▶ _TASK GOAL_
Copy every row below word for word, leaving out the pictures.

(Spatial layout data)
╔══

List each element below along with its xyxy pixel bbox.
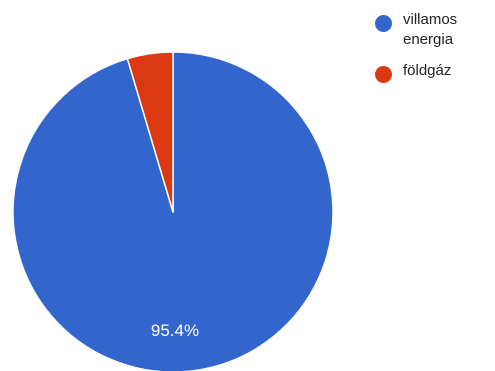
legend-label: földgáz [403,61,481,81]
pie-data-label-0: 95.4% [151,321,199,340]
legend-label: villamos energia [403,10,481,50]
legend-swatch-villamos-energia [375,15,392,32]
pie-data-labels: 95.4% [151,321,199,340]
legend-item-foldgaz[interactable]: földgáz [375,61,490,81]
legend-item-villamos-energia[interactable]: villamos energia [375,10,490,50]
legend-swatch-foldgaz [375,66,392,83]
legend: villamos energia földgáz [375,10,490,92]
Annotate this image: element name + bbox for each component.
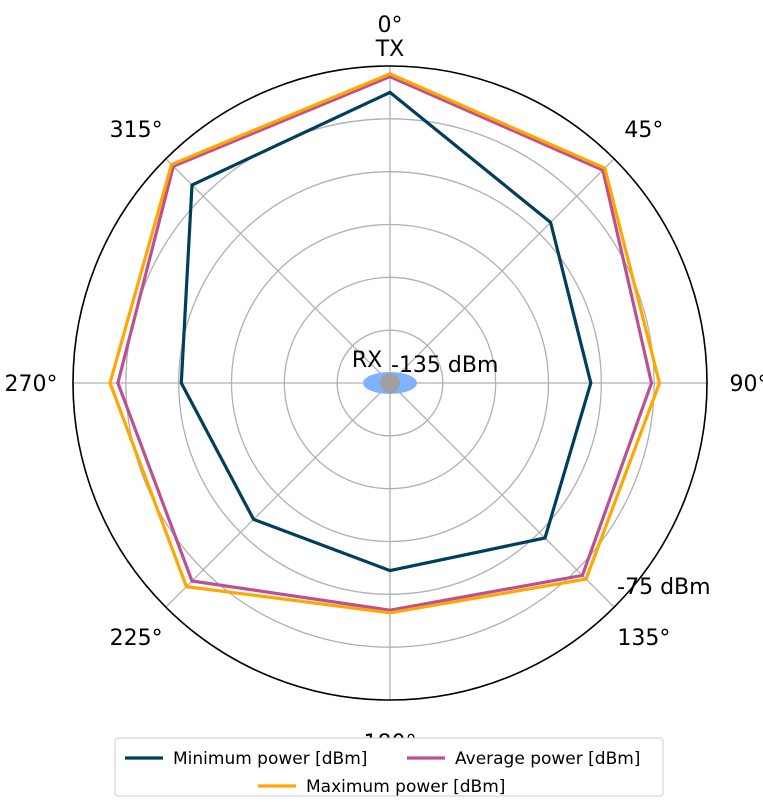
angle-label: 45° — [624, 118, 663, 143]
angle-label: 135° — [617, 626, 670, 651]
legend-frame — [114, 737, 664, 797]
polar-frame-circle — [72, 65, 708, 701]
rx-annotation: RX — [352, 348, 382, 373]
polar-grid — [72, 65, 708, 701]
series-line-3 — [108, 72, 662, 615]
legend-label-2: Average power [dBm] — [455, 749, 640, 769]
series-line-2 — [116, 74, 654, 612]
angle-label: 0° — [378, 13, 403, 38]
series-line-1 — [179, 90, 593, 573]
grid-spoke — [389, 382, 615, 608]
rx-marker — [363, 372, 417, 394]
angle-label: 225° — [110, 626, 163, 651]
r-inner-label: -135 dBm — [391, 353, 498, 378]
angle-label: 270° — [5, 372, 58, 397]
legend-label-1: Minimum power [dBm] — [173, 749, 367, 769]
angle-label: 315° — [110, 118, 163, 143]
series-group — [108, 72, 662, 615]
angle-label: 90° — [730, 372, 763, 397]
rx-marker-inner — [380, 373, 400, 393]
grid-spoke — [389, 158, 615, 384]
tx-annotation: TX — [375, 37, 405, 62]
polar-frame — [72, 65, 708, 701]
grid-spoke — [165, 382, 391, 608]
legend-label-3: Maximum power [dBm] — [306, 777, 505, 797]
legend: Minimum power [dBm] Average power [dBm] Ma… — [114, 737, 664, 797]
grid-spoke — [165, 158, 391, 384]
r-outer-label: -75 dBm — [617, 575, 710, 600]
angle-labels: 0°45°90°135°180°225°270°315° — [5, 13, 763, 756]
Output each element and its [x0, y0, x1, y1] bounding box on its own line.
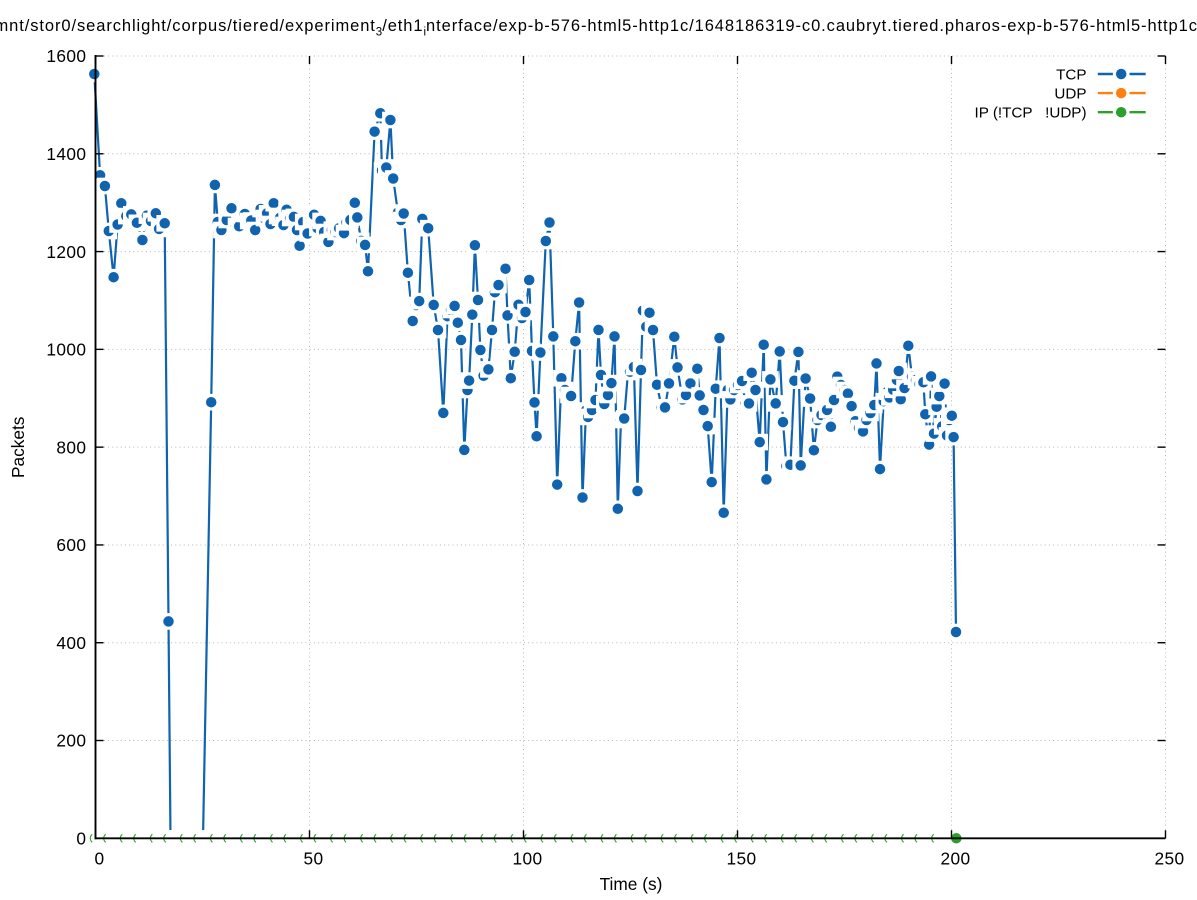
svg-text:0: 0 — [94, 848, 104, 868]
svg-text:TCP: TCP — [1056, 66, 1086, 83]
svg-text:1400: 1400 — [46, 144, 86, 164]
svg-text:UDP: UDP — [1054, 86, 1086, 103]
svg-text:Packets: Packets — [8, 416, 28, 478]
svg-text:200: 200 — [56, 731, 86, 751]
svg-text:400: 400 — [56, 633, 86, 653]
svg-text:250: 250 — [1154, 848, 1184, 868]
svg-text:150: 150 — [726, 848, 756, 868]
svg-text:50: 50 — [303, 848, 323, 868]
svg-text:Time (s): Time (s) — [600, 874, 663, 894]
svg-text:1600: 1600 — [46, 46, 86, 66]
svg-text:IP (!TCP !UDP): IP (!TCP !UDP) — [975, 105, 1087, 122]
svg-text:100: 100 — [512, 848, 542, 868]
svg-text:1200: 1200 — [46, 242, 86, 262]
svg-text:1000: 1000 — [46, 340, 86, 360]
svg-text:600: 600 — [56, 535, 86, 555]
svg-text:0: 0 — [76, 829, 86, 849]
svg-text:800: 800 — [56, 437, 86, 457]
svg-text:200: 200 — [940, 848, 970, 868]
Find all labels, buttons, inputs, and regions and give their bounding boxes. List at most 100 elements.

╚══

▶ _PROBLEM SOLUTION_
List each element below along with its xyxy pixel bbox.
legend-label: földgáz [403,61,481,81]
pie-data-label-0: 95.4% [151,321,199,340]
legend-label: villamos energia [403,10,481,50]
legend-swatch-villamos-energia [375,15,392,32]
pie-data-labels: 95.4% [151,321,199,340]
legend-item-foldgaz[interactable]: földgáz [375,61,490,81]
legend-item-villamos-energia[interactable]: villamos energia [375,10,490,50]
legend-swatch-foldgaz [375,66,392,83]
legend: villamos energia földgáz [375,10,490,92]
Annotate this image: element name + bbox for each component.
angle-label: 45° — [624, 118, 663, 143]
angle-label: 135° — [617, 626, 670, 651]
legend-frame — [114, 737, 664, 797]
polar-frame-circle — [72, 65, 708, 701]
rx-annotation: RX — [352, 348, 382, 373]
polar-grid — [72, 65, 708, 701]
series-line-3 — [108, 72, 662, 615]
legend-label-2: Average power [dBm] — [455, 749, 640, 769]
series-line-2 — [116, 74, 654, 612]
angle-label: 0° — [378, 13, 403, 38]
series-line-1 — [179, 90, 593, 573]
grid-spoke — [389, 382, 615, 608]
rx-marker — [363, 372, 417, 394]
angle-label: 225° — [110, 626, 163, 651]
r-inner-label: -135 dBm — [391, 353, 498, 378]
angle-label: 270° — [5, 372, 58, 397]
legend-label-1: Minimum power [dBm] — [173, 749, 367, 769]
angle-label: 315° — [110, 118, 163, 143]
series-group — [108, 72, 662, 615]
angle-label: 90° — [730, 372, 763, 397]
rx-marker-inner — [380, 373, 400, 393]
grid-spoke — [389, 158, 615, 384]
tx-annotation: TX — [375, 37, 405, 62]
polar-frame — [72, 65, 708, 701]
grid-spoke — [165, 382, 391, 608]
legend-label-3: Maximum power [dBm] — [306, 777, 505, 797]
legend: Minimum power [dBm] Average power [dBm] Ma… — [114, 737, 664, 797]
grid-spoke — [165, 158, 391, 384]
r-outer-label: -75 dBm — [617, 575, 710, 600]
angle-labels: 0°45°90°135°180°225°270°315° — [5, 13, 763, 756]
Output each element and its [x0, y0, x1, y1] bounding box on its own line.
svg-text:0: 0 — [94, 848, 104, 868]
svg-text:TCP: TCP — [1056, 66, 1086, 83]
svg-text:1400: 1400 — [46, 144, 86, 164]
svg-text:UDP: UDP — [1054, 86, 1086, 103]
svg-text:Packets: Packets — [8, 416, 28, 478]
svg-text:200: 200 — [56, 731, 86, 751]
svg-text:400: 400 — [56, 633, 86, 653]
svg-text:250: 250 — [1154, 848, 1184, 868]
svg-text:150: 150 — [726, 848, 756, 868]
svg-text:50: 50 — [303, 848, 323, 868]
svg-text:Time (s): Time (s) — [600, 874, 663, 894]
svg-text:1600: 1600 — [46, 46, 86, 66]
svg-text:IP (!TCP !UDP): IP (!TCP !UDP) — [975, 105, 1087, 122]
svg-text:100: 100 — [512, 848, 542, 868]
svg-text:1200: 1200 — [46, 242, 86, 262]
svg-text:1000: 1000 — [46, 340, 86, 360]
svg-text:600: 600 — [56, 535, 86, 555]
svg-text:0: 0 — [76, 829, 86, 849]
svg-text:800: 800 — [56, 437, 86, 457]
svg-text:200: 200 — [940, 848, 970, 868]
Find all labels, buttons, inputs, and regions and give their bounding boxes. List at most 100 elements.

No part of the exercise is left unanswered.